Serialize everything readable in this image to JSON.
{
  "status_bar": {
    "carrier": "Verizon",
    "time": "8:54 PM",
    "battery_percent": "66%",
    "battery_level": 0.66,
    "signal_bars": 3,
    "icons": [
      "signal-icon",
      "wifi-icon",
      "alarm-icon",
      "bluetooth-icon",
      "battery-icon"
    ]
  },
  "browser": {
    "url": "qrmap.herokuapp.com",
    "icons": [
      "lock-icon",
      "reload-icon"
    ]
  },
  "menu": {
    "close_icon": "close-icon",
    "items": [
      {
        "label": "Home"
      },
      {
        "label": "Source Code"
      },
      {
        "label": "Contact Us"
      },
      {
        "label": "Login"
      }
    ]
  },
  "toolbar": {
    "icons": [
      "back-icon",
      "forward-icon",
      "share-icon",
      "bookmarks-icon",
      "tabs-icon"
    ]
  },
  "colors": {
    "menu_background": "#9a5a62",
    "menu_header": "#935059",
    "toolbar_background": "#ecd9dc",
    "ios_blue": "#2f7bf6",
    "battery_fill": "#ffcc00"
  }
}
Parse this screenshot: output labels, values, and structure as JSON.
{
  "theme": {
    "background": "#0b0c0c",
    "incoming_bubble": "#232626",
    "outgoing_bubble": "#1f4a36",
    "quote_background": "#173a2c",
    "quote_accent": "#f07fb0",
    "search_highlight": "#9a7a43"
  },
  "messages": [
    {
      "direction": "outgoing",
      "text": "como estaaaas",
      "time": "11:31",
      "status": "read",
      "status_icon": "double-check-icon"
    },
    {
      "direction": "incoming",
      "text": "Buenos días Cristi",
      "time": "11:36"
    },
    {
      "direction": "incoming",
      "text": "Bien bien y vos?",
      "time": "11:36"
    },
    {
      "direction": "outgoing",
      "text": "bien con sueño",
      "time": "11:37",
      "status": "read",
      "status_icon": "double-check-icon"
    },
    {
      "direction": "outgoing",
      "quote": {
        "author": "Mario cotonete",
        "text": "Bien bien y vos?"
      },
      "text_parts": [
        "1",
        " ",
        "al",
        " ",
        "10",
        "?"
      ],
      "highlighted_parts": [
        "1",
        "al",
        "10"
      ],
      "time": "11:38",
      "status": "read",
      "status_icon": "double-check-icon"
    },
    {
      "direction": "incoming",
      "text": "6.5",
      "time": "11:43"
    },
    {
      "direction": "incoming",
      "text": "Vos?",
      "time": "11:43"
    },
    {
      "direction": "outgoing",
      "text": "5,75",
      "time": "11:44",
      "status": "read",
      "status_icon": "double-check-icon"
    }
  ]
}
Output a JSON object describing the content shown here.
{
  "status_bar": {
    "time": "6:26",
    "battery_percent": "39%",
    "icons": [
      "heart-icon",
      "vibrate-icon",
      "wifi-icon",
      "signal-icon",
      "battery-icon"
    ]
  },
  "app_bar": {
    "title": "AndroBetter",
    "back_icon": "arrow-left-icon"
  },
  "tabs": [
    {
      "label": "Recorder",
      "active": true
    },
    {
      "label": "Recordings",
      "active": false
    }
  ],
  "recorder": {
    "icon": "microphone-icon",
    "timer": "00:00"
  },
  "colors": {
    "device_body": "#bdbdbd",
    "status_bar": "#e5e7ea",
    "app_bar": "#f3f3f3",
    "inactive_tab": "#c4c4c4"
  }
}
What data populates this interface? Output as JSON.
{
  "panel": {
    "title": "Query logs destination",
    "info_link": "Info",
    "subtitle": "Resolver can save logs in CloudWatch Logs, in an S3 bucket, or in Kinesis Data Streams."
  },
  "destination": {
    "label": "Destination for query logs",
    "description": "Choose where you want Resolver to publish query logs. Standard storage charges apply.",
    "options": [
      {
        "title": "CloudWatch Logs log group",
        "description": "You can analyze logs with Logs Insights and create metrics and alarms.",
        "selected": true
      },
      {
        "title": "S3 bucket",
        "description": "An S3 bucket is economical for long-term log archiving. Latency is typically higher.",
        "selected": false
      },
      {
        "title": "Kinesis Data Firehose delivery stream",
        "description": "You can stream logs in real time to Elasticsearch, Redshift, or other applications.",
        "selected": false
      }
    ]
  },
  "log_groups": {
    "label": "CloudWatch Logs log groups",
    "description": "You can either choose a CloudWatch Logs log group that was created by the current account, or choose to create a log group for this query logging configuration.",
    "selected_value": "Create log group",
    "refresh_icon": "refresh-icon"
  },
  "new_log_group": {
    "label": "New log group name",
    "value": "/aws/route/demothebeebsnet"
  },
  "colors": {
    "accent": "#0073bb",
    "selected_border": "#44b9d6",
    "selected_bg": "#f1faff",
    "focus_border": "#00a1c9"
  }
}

------------

| Objective |
Go through the material above and copy each line that has the word "Resolver".

| Result |
    "subtitle": "Resolver can save logs in CloudWatch Logs, in an S3 bucket, or in Kinesis Data Streams."
    "description": "Choose where you want Resolver to publish query logs. Standard storage charges apply.",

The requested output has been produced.